⟨

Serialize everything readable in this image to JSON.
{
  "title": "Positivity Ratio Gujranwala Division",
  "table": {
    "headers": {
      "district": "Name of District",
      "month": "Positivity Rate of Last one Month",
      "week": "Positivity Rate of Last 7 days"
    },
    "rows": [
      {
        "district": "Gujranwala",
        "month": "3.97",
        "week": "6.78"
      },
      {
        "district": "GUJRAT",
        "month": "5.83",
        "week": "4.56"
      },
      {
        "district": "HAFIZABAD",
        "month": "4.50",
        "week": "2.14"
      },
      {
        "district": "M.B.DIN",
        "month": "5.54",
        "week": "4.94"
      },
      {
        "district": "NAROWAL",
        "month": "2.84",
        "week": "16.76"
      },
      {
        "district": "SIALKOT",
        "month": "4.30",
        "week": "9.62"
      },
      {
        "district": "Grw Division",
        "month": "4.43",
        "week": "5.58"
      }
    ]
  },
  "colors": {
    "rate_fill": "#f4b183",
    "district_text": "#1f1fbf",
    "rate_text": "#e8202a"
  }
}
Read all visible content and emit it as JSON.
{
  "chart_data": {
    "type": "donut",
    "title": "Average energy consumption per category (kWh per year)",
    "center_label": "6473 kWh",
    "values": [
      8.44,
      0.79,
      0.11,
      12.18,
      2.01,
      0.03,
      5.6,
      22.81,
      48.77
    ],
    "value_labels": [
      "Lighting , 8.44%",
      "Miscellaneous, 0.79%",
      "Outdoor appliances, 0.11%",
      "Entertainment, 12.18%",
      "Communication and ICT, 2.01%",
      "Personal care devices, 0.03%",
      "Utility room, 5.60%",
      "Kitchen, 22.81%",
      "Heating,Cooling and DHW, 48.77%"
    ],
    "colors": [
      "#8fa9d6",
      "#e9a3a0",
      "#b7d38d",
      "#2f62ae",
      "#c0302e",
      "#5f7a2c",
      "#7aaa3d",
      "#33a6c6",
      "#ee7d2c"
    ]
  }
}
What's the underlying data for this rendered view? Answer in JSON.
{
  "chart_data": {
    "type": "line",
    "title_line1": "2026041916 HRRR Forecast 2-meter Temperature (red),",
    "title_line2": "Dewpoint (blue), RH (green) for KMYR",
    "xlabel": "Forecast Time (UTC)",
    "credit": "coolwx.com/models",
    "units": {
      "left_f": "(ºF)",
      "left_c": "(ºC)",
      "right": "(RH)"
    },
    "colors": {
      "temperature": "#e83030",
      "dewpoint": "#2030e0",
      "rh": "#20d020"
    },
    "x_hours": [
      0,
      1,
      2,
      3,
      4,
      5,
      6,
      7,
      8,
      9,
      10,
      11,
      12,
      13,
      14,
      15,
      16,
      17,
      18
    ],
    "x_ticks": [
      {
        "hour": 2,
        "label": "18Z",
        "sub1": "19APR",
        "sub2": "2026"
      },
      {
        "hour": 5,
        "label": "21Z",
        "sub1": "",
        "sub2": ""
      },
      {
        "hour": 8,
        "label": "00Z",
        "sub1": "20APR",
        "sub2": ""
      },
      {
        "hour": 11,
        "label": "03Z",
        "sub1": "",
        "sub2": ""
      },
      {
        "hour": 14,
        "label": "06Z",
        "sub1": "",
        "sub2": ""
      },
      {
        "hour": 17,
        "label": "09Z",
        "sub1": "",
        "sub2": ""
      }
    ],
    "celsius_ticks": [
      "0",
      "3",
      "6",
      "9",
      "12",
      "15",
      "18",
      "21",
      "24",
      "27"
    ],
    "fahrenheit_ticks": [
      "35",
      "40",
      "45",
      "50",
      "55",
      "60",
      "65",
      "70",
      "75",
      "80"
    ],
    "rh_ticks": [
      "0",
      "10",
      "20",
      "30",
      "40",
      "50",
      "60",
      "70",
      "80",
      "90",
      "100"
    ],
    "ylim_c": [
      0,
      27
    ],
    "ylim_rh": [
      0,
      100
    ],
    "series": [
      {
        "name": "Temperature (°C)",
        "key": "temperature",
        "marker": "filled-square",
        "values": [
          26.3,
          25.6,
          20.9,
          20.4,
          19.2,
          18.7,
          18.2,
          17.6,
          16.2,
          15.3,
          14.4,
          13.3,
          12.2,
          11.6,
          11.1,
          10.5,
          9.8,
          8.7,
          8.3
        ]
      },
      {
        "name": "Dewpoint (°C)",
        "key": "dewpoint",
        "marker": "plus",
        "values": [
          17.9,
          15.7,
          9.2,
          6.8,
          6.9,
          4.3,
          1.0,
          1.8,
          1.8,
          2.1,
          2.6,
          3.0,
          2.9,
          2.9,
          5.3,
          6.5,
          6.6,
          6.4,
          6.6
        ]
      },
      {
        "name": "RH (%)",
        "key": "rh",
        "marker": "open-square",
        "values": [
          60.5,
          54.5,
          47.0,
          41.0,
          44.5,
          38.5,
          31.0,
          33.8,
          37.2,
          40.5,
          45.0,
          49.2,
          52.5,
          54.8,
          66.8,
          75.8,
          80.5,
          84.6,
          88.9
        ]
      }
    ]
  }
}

⟩

• **SHORT PROBLEM**: Report how many lines in the data include the word "month", and give nothing but the count.

• **SOLVED EXERCISE**: 8